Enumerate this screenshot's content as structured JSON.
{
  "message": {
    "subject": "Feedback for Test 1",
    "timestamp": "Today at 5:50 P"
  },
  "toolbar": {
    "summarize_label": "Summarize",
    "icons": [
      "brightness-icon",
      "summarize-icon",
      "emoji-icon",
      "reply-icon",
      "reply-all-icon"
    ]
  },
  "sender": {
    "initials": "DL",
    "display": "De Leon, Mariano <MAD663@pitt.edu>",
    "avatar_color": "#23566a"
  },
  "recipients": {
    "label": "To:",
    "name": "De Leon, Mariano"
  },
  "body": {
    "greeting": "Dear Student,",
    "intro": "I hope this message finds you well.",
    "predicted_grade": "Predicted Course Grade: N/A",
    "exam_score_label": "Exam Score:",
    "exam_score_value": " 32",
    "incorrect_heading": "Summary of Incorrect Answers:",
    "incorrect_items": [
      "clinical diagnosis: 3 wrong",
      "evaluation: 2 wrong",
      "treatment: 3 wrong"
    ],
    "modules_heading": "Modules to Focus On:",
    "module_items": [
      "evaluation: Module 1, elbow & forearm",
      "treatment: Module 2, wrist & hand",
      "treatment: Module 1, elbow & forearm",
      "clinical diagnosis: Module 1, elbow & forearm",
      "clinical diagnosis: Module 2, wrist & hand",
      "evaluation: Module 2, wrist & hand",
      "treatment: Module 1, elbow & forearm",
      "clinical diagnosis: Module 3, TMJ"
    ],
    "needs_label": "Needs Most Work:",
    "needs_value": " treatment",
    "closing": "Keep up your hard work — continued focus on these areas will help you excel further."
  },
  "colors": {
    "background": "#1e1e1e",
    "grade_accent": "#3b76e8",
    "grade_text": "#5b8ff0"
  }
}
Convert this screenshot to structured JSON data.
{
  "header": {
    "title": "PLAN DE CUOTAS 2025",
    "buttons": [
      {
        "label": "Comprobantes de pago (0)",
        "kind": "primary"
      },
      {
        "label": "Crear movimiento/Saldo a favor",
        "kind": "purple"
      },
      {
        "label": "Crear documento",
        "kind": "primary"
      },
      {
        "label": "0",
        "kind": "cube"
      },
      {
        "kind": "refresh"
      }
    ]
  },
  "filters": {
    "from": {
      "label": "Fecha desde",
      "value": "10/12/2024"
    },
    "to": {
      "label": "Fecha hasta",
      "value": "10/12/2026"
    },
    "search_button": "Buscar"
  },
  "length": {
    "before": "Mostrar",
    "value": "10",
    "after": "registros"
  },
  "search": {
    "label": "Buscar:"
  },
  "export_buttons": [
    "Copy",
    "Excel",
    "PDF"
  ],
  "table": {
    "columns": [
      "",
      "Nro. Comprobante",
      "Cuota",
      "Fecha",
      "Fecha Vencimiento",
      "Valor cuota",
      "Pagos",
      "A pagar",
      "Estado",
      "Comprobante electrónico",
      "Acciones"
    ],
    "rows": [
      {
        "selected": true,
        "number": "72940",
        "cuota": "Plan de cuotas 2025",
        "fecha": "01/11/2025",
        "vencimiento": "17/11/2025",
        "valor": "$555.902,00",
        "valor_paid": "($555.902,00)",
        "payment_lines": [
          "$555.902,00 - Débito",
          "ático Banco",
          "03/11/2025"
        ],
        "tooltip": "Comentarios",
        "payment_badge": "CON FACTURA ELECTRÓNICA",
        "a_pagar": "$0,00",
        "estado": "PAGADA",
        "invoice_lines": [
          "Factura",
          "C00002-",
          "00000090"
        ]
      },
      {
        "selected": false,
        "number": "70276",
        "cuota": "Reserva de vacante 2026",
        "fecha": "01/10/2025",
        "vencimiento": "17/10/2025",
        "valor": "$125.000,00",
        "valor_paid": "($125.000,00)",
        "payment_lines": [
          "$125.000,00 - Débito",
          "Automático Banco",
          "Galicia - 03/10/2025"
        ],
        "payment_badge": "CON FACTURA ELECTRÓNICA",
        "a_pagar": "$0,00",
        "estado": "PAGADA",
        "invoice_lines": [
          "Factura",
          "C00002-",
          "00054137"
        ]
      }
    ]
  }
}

Set problem: Check each line of the records above for the string "wrong", and report every line that has it.

Solution to this exercise:
      "clinical diagnosis: 3 wrong",
      "evaluation: 2 wrong",
      "treatment: 3 wrong"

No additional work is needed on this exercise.